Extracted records
________

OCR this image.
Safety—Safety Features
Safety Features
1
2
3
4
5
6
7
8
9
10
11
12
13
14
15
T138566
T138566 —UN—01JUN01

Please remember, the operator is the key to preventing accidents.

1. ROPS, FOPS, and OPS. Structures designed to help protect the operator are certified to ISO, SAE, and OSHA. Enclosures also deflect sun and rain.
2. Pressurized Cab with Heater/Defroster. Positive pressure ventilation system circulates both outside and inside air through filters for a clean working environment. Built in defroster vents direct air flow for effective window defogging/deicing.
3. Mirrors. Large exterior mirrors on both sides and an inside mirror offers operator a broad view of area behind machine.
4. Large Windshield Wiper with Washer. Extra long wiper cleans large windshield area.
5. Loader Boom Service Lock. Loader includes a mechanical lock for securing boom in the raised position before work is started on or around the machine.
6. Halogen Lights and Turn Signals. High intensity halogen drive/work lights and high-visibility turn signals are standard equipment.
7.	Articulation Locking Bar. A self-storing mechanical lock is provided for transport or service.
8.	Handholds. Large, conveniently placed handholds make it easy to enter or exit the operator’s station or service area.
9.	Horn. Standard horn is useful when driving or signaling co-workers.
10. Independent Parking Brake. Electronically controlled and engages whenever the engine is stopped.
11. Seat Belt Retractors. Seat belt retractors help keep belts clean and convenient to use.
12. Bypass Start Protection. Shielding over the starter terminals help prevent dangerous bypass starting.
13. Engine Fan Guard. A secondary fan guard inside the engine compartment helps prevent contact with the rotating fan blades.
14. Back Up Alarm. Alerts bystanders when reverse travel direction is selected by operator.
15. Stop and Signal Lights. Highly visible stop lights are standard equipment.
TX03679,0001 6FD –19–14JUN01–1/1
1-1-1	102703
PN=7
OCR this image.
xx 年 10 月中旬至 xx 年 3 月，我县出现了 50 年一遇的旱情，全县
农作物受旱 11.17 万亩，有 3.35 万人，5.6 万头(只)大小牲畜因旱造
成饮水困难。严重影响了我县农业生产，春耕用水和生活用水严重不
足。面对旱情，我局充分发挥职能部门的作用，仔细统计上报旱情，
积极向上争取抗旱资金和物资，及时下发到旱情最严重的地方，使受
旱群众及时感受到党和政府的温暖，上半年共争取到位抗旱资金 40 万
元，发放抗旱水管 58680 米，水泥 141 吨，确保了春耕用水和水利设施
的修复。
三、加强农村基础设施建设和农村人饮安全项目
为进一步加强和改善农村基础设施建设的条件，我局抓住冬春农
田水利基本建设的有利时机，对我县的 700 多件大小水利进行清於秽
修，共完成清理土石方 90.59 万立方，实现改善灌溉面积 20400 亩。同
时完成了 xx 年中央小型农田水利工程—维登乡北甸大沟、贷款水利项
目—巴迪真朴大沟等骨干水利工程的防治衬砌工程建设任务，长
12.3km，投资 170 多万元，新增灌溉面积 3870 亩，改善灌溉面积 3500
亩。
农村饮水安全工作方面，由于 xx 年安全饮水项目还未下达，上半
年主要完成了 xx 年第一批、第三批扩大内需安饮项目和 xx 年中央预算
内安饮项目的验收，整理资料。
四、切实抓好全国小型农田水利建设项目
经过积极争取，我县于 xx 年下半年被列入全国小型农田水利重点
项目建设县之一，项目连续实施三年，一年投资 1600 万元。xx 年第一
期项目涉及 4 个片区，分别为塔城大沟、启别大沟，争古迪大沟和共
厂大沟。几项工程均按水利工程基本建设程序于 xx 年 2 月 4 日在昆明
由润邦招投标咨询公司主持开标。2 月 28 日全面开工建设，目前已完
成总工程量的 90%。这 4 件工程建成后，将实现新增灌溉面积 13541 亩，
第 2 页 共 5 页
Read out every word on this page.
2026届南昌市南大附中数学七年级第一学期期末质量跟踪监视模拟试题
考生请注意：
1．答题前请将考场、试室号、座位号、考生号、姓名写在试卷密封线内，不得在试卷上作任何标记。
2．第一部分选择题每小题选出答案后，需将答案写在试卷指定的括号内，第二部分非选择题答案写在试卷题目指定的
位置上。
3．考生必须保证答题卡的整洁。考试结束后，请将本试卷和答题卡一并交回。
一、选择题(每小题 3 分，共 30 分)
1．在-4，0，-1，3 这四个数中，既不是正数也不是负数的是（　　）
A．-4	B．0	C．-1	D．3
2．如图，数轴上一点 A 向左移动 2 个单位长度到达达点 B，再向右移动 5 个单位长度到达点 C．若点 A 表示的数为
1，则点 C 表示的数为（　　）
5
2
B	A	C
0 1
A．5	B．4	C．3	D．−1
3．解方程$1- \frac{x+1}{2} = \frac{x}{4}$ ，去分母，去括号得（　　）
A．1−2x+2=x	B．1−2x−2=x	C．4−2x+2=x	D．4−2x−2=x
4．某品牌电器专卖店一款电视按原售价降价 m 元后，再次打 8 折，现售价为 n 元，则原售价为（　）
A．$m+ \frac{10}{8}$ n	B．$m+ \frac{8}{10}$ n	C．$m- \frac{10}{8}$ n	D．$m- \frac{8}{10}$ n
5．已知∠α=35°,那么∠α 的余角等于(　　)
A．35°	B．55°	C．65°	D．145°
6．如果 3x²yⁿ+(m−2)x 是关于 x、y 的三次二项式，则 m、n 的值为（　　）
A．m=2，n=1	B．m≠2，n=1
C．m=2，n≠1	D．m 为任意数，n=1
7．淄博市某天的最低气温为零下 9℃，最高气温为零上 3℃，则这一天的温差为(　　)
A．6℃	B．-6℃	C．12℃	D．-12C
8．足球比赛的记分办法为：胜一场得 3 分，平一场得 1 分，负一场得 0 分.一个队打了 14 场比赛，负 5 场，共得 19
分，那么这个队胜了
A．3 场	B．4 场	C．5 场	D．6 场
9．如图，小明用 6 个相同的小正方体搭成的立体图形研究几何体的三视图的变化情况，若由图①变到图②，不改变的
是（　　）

________

▶ [SET TASK] Find the lines with the string "lock" and reproduce them.

▶ [SOLUTION BELOW]
5. Loader Boom Service Lock. Loader includes a mechanical lock for securing boom in the raised position before work is started on or around the machine.
7.	Articulation Locking Bar. A self-storing mechanical lock is provided for transport or service.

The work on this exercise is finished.